:: Document passage ::
* Begin *
These societal amendments are the basis of our culture’s persistent deflationary productivity increase. There’s no stopping it (aside from nuclear war, massive solar ejection, or an asteroid named Melancholia). And if you follow the stock market like I do, you are aware that the last month has seen a concerted new interest in AI, artificial intelligence. If you are paying attention, we are on the cusp of another revolution, of an extraordinary digital world utterly indifferent to our personal reservations, if any, to the changes we are about to witness. No one can foresee the full extent of what is about to happen, in part because our inventor class doesn’t have a handle, yet, on what is within the realm of possibility. Microsoft and chip maker Nvidia have led a market frenzy in AI related stocks, and, while the sky is the limit, experts warn of fluff. C3.ai was up 33% in one day – Friday. Ever hear of it? I didn’t think so. There is a just-below-the-surface excitement, invisible to the unsuspecting public, that the world is going to experience another mind-blowing evolution on a par with, or greater than, what the internet wrought.
* End *
:: To do ::
(1) According to the passage on AI and the stock market, how much did C3.ai rise in one day?
(2) Carry on writing the passage on AI and the stock market, starting right after its final sentence.

(Excerpts from a layout annotation set)
* Begin *
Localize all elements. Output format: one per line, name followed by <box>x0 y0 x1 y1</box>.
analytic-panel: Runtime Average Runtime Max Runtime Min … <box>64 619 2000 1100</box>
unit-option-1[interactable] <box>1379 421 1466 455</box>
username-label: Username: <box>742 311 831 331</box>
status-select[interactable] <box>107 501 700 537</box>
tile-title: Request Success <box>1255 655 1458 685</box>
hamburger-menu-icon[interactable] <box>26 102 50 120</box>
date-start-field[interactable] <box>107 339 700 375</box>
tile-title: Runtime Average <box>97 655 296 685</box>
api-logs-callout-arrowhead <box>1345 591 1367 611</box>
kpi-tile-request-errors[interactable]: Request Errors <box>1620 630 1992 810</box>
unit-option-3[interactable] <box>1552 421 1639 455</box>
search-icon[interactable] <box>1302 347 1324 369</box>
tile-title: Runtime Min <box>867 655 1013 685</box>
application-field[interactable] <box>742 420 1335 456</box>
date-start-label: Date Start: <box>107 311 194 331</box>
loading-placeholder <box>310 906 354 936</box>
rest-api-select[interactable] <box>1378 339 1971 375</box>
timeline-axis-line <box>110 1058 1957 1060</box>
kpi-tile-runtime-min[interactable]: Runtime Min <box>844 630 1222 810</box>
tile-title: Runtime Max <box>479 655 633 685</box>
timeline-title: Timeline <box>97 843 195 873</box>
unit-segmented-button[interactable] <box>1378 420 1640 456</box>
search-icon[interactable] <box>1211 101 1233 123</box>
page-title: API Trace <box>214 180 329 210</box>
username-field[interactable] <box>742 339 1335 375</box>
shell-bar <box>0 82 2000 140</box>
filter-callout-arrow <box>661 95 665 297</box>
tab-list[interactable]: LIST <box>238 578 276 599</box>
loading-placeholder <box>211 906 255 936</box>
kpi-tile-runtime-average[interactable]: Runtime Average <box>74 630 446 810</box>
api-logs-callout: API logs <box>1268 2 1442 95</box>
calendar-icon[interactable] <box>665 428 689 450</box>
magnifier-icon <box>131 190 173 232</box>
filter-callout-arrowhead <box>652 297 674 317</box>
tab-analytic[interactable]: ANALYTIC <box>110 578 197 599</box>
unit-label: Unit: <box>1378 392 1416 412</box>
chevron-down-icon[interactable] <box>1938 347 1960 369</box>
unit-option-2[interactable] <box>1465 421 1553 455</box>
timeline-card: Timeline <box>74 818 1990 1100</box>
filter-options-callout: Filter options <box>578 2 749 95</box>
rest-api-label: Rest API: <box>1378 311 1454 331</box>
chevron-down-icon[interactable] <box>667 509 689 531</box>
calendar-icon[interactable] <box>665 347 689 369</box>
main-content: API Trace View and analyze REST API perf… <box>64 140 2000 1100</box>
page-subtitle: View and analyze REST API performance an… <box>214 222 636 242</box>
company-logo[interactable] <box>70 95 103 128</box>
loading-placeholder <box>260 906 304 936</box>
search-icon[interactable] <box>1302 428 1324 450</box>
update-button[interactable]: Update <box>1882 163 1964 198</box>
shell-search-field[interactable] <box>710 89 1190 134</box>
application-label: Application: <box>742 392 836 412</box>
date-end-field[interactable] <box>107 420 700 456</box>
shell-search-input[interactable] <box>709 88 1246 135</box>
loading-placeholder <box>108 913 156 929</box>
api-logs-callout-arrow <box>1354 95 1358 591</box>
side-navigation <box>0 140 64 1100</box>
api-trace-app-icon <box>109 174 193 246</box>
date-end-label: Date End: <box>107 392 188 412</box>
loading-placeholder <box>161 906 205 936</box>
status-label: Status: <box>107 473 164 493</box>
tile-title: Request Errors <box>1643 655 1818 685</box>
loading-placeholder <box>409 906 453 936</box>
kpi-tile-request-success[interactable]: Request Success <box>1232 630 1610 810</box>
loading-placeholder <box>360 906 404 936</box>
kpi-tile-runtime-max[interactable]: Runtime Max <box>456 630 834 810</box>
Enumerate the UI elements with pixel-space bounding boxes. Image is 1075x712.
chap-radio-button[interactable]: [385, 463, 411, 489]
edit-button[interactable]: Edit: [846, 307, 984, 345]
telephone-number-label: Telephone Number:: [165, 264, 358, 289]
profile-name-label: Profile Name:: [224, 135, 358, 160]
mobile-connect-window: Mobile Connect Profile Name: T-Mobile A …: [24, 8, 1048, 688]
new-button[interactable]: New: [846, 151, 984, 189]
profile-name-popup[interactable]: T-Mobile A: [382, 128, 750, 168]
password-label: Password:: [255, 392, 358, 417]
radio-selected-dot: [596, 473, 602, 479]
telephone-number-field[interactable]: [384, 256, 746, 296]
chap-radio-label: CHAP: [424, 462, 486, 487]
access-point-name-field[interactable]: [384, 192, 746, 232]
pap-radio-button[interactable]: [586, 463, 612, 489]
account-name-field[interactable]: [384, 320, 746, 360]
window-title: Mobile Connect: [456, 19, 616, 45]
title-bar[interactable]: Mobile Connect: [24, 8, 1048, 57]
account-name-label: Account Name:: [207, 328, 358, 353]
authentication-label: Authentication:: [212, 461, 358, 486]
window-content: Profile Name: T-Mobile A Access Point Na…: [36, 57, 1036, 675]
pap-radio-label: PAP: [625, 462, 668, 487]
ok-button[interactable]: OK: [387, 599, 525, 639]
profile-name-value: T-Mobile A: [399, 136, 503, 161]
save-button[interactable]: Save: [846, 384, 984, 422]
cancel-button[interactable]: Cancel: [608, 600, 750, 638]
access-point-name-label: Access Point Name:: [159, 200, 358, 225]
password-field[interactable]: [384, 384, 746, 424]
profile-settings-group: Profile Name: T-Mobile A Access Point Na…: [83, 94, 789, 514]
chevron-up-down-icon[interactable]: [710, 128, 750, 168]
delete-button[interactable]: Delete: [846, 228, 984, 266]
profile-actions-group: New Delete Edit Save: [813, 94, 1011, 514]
* End *
:: Replies ::
(1) 33%, on Friday.

(2)
Against this backdrop, I took a train ride. I’m a country kid and a farm boy never inoculated against the allures of the big city. I think I am lucky to live so close to New York City. I have discovered that if I travel off-peak and claim my senior discount, I can get down to the city and back for $23.

My daughter lives in Brooklyn, so we meet in Manhattan. We visit a museum, have an early dinner, see a movie and she walks me back to Grand Central. It’s what the city is for. If you don’t get down, you should. You’ll see. Don’t be afraid. There’s nothing like it. The train down the Hudson is worth the ticket. Sit on the riverside of the train and watch Cornwall go by and Bannerman’s Island and Storm King Mountain and then West Point. It’s an education, unique. The Hudson River is known worldwide as one of the most scenic waterways and we should take advantage of our luck. When it is windy there are white caps on the river waves. Bear Mountain Bridge, and then whenever we near Buchanan I can’t help but think of our unfortunate elementary class trips to the nuclear power plants at Indian Point. Pure propaganda. “A little Strontium 90, sonny, to go with that boxed peanut butter and jelly?”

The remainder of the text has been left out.